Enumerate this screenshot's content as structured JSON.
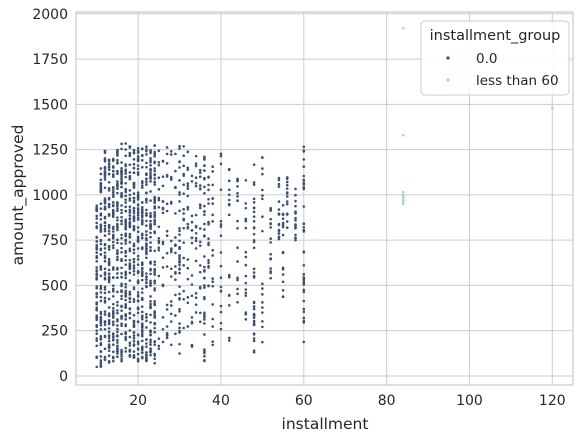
{
  "chart_data": {
    "type": "scatter",
    "xlabel": "installment",
    "ylabel": "amount_approved",
    "xlim": [
      5,
      125
    ],
    "ylim": [
      -50,
      2010
    ],
    "x_ticks": [
      20,
      40,
      60,
      80,
      100,
      120
    ],
    "y_ticks": [
      0,
      250,
      500,
      750,
      1000,
      1250,
      1500,
      1750,
      2000
    ],
    "grid": true,
    "legend": {
      "title": "installment_group",
      "placement": "top-right"
    },
    "series": [
      {
        "name": "0.0",
        "color": "#3b5078",
        "columns": [
          {
            "x": 10,
            "y": [
              50,
              1000
            ]
          },
          {
            "x": 11,
            "y": [
              50,
              1150
            ]
          },
          {
            "x": 12,
            "y": [
              60,
              1250
            ]
          },
          {
            "x": 13,
            "y": [
              70,
              1200
            ]
          },
          {
            "x": 14,
            "y": [
              80,
              1250
            ]
          },
          {
            "x": 15,
            "y": [
              70,
              1290
            ]
          },
          {
            "x": 16,
            "y": [
              80,
              1290
            ]
          },
          {
            "x": 17,
            "y": [
              90,
              1290
            ]
          },
          {
            "x": 18,
            "y": [
              80,
              1290
            ]
          },
          {
            "x": 19,
            "y": [
              90,
              1250
            ]
          },
          {
            "x": 20,
            "y": [
              80,
              1290
            ]
          },
          {
            "x": 21,
            "y": [
              90,
              1290
            ]
          },
          {
            "x": 22,
            "y": [
              80,
              1290
            ]
          },
          {
            "x": 23,
            "y": [
              90,
              1290
            ]
          },
          {
            "x": 24,
            "y": [
              70,
              1290
            ]
          },
          {
            "x": 25,
            "y": [
              150,
              1290
            ]
          },
          {
            "x": 26,
            "y": [
              150,
              1250
            ]
          },
          {
            "x": 27,
            "y": [
              160,
              1290
            ]
          },
          {
            "x": 28,
            "y": [
              130,
              1250
            ]
          },
          {
            "x": 29,
            "y": [
              200,
              1250
            ]
          },
          {
            "x": 30,
            "y": [
              120,
              1290
            ]
          },
          {
            "x": 31,
            "y": [
              190,
              1290
            ]
          },
          {
            "x": 32,
            "y": [
              200,
              1250
            ]
          },
          {
            "x": 33,
            "y": [
              150,
              1250
            ]
          },
          {
            "x": 34,
            "y": [
              250,
              1250
            ]
          },
          {
            "x": 35,
            "y": [
              200,
              1250
            ]
          },
          {
            "x": 36,
            "y": [
              80,
              1250
            ]
          },
          {
            "x": 37,
            "y": [
              480,
              1100
            ]
          },
          {
            "x": 38,
            "y": [
              170,
              1250
            ]
          },
          {
            "x": 40,
            "y": [
              170,
              1250
            ]
          },
          {
            "x": 42,
            "y": [
              80,
              1200
            ]
          },
          {
            "x": 44,
            "y": [
              400,
              1100
            ]
          },
          {
            "x": 46,
            "y": [
              300,
              1100
            ]
          },
          {
            "x": 48,
            "y": [
              100,
              1250
            ]
          },
          {
            "x": 50,
            "y": [
              150,
              1250
            ]
          },
          {
            "x": 52,
            "y": [
              500,
              1000
            ]
          },
          {
            "x": 54,
            "y": [
              700,
              1100
            ]
          },
          {
            "x": 55,
            "y": [
              430,
              1000
            ]
          },
          {
            "x": 56,
            "y": [
              800,
              1100
            ]
          },
          {
            "x": 58,
            "y": [
              750,
              1050
            ]
          },
          {
            "x": 60,
            "y": [
              80,
              1290
            ]
          }
        ]
      },
      {
        "name": "less than 60",
        "color": "#a9d3d8",
        "points": [
          {
            "x": 84,
            "y": 1920
          },
          {
            "x": 84,
            "y": 1330
          },
          {
            "x": 84,
            "y": 1015
          },
          {
            "x": 84,
            "y": 1000
          },
          {
            "x": 84,
            "y": 990
          },
          {
            "x": 84,
            "y": 980
          },
          {
            "x": 84,
            "y": 970
          },
          {
            "x": 84,
            "y": 960
          },
          {
            "x": 84,
            "y": 950
          },
          {
            "x": 120,
            "y": 1480
          }
        ]
      }
    ]
  }
}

──────────────────────────────

• [Exercise goal]: Without including any picture, repeat the data exactly.

• [Exercise response]:
Enumerate this screenshot's content as structured JSON.
{
  "chart_data": {
    "type": "scatter",
    "xlabel": "installment",
    "ylabel": "amount_approved",
    "xlim": [
      5,
      125
    ],
    "ylim": [
      -50,
      2010
    ],
    "x_ticks": [
      20,
      40,
      60,
      80,
      100,
      120
    ],
    "y_ticks": [
      0,
      250,
      500,
      750,
      1000,
      1250,
      1500,
      1750,
      2000
    ],
    "grid": true,
    "legend": {
      "title": "installment_group",
      "placement": "top-right"
    },
    "series": [
      {
        "name": "0.0",
        "color": "#3b5078",
        "columns": [
          {
            "x": 10,
            "y": [
              50,
              1000
            ]
          },
          {
            "x": 11,
            "y": [
              50,
              1150
            ]
          },
          {
            "x": 12,
            "y": [
              60,
              1250
            ]
          },
          {
            "x": 13,
            "y": [
              70,
              1200
            ]
          },
          {
            "x": 14,
            "y": [
              80,
              1250
            ]
          },
          {
            "x": 15,
            "y": [
              70,
              1290
            ]
          },
          {
            "x": 16,
            "y": [
              80,
              1290
            ]
          },
          {
            "x": 17,
            "y": [
              90,
              1290
            ]
          },
          {
            "x": 18,
            "y": [
              80,
              1290
            ]
          },
          {
            "x": 19,
            "y": [
              90,
              1250
            ]
          },
          {
            "x": 20,
            "y": [
              80,
              1290
            ]
          },
          {
            "x": 21,
            "y": [
              90,
              1290
            ]
          },
          {
            "x": 22,
            "y": [
              80,
              1290
            ]
          },
          {
            "x": 23,
            "y": [
              90,
              1290
            ]
          },
          {
            "x": 24,
            "y": [
              70,
              1290
            ]
          },
          {
            "x": 25,
            "y": [
              150,
              1290
            ]
          },
          {
            "x": 26,
            "y": [
              150,
              1250
            ]
          },
          {
            "x": 27,
            "y": [
              160,
              1290
            ]
          },
          {
            "x": 28,
            "y": [
              130,
              1250
            ]
          },
          {
            "x": 29,
            "y": [
              200,
              1250
            ]
          },
          {
            "x": 30,
            "y": [
              120,
              1290
            ]
          },
          {
            "x": 31,
            "y": [
              190,
              1290
            ]
          },
          {
            "x": 32,
            "y": [
              200,
              1250
            ]
          },
          {
            "x": 33,
            "y": [
              150,
              1250
            ]
          },
          {
            "x": 34,
            "y": [
              250,
              1250
            ]
          },
          {
            "x": 35,
            "y": [
              200,
              1250
            ]
          },
          {
            "x": 36,
            "y": [
              80,
              1250
            ]
          },
          {
            "x": 37,
            "y": [
              480,
              1100
            ]
          },
          {
            "x": 38,
            "y": [
              170,
              1250
            ]
          },
          {
            "x": 40,
            "y": [
              170,
              1250
            ]
          },
          {
            "x": 42,
            "y": [
              80,
              1200
            ]
          },
          {
            "x": 44,
            "y": [
              400,
              1100
            ]
          },
          {
            "x": 46,
            "y": [
              300,
              1100
            ]
          },
          {
            "x": 48,
            "y": [
              100,
              1250
            ]
          },
          {
            "x": 50,
            "y": [
              150,
              1250
            ]
          },
          {
            "x": 52,
            "y": [
              500,
              1000
            ]
          },
          {
            "x": 54,
            "y": [
              700,
              1100
            ]
          },
          {
            "x": 55,
            "y": [
              430,
              1000
            ]
          },
          {
            "x": 56,
            "y": [
              800,
              1100
            ]
          },
          {
            "x": 58,
            "y": [
              750,
              1050
            ]
          },
          {
            "x": 60,
            "y": [
              80,
              1290
            ]
          }
        ]
      },
      {
        "name": "less than 60",
        "color": "#a9d3d8",
        "points": [
          {
            "x": 84,
            "y": 1920
          },
          {
            "x": 84,
            "y": 1330
          },
          {
            "x": 84,
            "y": 1015
          },
          {
            "x": 84,
            "y": 1000
          },
          {
            "x": 84,
            "y": 990
          },
          {
            "x": 84,
            "y": 980
          },
          {
            "x": 84,
            "y": 970
          },
          {
            "x": 84,
            "y": 960
          },
          {
            "x": 84,
            "y": 950
          },
          {
            "x": 120,
            "y": 1480
          }
        ]
      }
    ]
  }
}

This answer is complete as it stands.